Changwon-si, South Korea

So I’ve been here a week….a million things have been absorbed in my mind and exited immediately. It’s been like Bruce Forsythe’s Generation Game conveyer belt: microwave, weekend in Blackpool, Scalextric, cuddly toy….damn all I can remember now is cuddly toy! I’ve learnt a little and forgotten a lot!

My apartment is not to dissimilar to a British one. It’s a studio; but hey I’m a man and to be honest I’ve always wanted a kitchen in my bedroom. It’s included in my contract and I think any future job I ever hunt for should have this as a major stipulation.

Changwon is crazy. Babies drive cars from the lap of their responsible parents. Bus drivers talk on their mobiles for the entire journey. All old men are simultaneously drunk at 9.30pm. All old women feel it necessary to sport ridiculous sun visors. Children all point and laugh at me for being tall. If you own a dog it must be a pint-sized; bizzarely hair-dressed yelping mutt. Changwon does have boy racers but they own mopeds with flashing neon lights and play the gayest Euro-pop. Women think I’m handsome. Pedestrian zones are non-exsistent-including pavements. It is perfectly acceptable to double and triple park.
------------------------
*OBJECTIVE:* Write the next part of the Changwon blog post, picking up right after its final sentence. The listing that comes next has nothing to do with the post about life in Changwon.
------------------------
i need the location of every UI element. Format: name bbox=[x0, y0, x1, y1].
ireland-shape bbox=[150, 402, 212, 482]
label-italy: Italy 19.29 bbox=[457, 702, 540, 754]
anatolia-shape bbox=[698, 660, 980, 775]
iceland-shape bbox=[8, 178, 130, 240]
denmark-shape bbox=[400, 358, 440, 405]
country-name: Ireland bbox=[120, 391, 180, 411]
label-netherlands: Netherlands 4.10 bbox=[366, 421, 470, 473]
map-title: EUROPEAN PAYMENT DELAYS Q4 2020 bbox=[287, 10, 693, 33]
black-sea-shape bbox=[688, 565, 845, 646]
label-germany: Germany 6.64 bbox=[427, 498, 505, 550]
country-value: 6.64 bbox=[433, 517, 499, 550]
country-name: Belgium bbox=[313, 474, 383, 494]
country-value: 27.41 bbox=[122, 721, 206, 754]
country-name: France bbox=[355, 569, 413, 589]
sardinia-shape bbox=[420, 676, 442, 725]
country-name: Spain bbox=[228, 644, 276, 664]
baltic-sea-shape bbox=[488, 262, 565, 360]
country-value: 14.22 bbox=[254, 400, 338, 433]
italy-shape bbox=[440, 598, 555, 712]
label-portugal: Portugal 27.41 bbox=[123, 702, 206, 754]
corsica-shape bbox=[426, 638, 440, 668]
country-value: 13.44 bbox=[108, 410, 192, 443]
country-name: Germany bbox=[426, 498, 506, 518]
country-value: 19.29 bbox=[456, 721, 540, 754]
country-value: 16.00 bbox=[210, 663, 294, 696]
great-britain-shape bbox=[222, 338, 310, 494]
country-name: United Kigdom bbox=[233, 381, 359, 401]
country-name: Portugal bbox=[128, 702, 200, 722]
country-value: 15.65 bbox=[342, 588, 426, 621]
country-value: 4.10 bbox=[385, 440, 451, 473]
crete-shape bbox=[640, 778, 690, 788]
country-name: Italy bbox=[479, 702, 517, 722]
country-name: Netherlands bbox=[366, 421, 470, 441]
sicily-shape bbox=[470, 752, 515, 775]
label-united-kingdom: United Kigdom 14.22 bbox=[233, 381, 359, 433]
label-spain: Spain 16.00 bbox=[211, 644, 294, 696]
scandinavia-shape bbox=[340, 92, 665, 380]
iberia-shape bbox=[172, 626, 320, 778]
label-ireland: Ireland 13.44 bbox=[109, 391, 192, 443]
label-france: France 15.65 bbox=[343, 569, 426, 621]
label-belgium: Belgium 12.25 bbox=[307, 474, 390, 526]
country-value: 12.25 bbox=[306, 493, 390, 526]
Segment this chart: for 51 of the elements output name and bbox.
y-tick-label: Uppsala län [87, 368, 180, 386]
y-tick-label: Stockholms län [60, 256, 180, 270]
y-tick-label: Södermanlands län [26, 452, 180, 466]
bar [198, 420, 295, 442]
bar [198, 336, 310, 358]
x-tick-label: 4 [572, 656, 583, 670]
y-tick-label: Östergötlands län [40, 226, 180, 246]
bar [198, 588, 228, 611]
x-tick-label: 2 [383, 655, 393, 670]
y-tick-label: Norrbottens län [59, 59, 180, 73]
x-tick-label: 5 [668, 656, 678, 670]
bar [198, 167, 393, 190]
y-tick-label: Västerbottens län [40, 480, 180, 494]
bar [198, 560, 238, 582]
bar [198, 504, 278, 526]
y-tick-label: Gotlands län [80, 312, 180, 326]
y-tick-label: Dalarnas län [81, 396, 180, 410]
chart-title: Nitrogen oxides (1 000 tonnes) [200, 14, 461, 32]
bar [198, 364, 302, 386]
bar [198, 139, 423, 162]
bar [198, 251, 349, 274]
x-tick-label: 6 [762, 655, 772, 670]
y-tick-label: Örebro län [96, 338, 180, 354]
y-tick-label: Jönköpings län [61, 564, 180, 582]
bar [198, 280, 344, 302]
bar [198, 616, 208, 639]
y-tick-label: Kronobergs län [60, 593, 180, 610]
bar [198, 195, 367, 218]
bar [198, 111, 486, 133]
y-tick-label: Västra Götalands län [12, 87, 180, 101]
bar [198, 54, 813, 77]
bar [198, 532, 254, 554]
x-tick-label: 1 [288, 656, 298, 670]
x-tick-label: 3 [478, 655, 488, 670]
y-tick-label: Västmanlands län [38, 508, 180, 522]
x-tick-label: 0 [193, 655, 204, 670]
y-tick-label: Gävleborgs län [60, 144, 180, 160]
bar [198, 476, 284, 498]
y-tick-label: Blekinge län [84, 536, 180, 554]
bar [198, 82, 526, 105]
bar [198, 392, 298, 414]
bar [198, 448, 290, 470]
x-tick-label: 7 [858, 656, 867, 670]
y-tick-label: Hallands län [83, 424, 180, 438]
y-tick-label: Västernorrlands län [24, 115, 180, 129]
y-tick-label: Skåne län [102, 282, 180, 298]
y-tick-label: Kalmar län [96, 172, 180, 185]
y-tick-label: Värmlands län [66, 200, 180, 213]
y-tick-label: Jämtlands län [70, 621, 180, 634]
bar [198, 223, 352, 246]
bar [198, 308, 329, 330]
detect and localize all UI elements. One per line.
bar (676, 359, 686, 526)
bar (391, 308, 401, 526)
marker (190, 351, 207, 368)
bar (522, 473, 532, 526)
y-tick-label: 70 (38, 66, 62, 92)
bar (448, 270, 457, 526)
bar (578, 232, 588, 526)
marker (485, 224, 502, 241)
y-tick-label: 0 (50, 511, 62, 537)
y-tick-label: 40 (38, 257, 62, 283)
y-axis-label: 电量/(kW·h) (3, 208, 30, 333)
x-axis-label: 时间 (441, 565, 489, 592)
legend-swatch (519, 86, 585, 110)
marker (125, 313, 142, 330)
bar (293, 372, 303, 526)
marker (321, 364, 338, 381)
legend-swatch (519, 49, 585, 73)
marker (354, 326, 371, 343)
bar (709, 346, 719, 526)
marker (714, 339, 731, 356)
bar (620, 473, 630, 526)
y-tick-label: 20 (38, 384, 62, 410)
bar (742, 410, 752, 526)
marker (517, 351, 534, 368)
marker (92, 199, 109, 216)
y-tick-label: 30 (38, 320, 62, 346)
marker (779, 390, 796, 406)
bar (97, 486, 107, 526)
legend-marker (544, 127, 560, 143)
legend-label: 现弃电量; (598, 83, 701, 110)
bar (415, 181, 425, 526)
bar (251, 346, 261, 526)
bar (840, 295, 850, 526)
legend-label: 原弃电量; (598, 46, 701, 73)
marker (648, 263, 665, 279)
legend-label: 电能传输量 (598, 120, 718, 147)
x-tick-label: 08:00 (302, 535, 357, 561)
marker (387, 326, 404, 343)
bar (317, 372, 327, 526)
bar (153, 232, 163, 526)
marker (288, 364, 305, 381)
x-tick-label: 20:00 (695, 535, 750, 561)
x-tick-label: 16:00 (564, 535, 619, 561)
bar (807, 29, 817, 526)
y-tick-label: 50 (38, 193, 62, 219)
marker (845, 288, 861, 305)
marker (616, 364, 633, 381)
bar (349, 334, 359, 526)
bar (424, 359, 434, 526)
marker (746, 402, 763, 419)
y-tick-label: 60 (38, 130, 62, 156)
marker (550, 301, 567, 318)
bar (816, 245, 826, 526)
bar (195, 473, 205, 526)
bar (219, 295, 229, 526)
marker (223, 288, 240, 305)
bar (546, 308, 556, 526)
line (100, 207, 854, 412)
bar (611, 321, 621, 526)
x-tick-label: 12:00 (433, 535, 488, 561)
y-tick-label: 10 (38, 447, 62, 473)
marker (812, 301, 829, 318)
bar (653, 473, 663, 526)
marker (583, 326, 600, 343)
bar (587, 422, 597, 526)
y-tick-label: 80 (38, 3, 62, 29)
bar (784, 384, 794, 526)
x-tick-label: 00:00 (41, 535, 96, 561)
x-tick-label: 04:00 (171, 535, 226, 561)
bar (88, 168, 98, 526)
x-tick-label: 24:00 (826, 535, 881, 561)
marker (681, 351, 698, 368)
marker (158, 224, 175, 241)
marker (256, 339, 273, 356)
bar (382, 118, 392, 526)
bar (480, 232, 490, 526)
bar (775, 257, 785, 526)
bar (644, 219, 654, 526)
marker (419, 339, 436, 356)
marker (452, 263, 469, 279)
------------------------
*ANSWER TO THE EXERCISE:*
Teaching is going well. I am working in 3 schools at the moment; mostly with elementary school students. They are generally very studious with a few exceptions. On my second day a child squirted with me a water pistol in class. Credit where it’s due the lad had some balls; but I think he now regrets it. I specifically locate the longest passages of text for him to read and the benefit of confiscation priveleges means I’ve had his phone, water pistol and NintendoDS off him!

Sam arrived early Saturday. Drunken welcomeage to Changwon eventually ensued and 50% of my weekend was written off to recovery. Aided by a tasty Indian and a disheartening England performance versus the Germans. (If I ever meet that Uruguayan referee so help me!)

Blog done! Hangover gone! Night!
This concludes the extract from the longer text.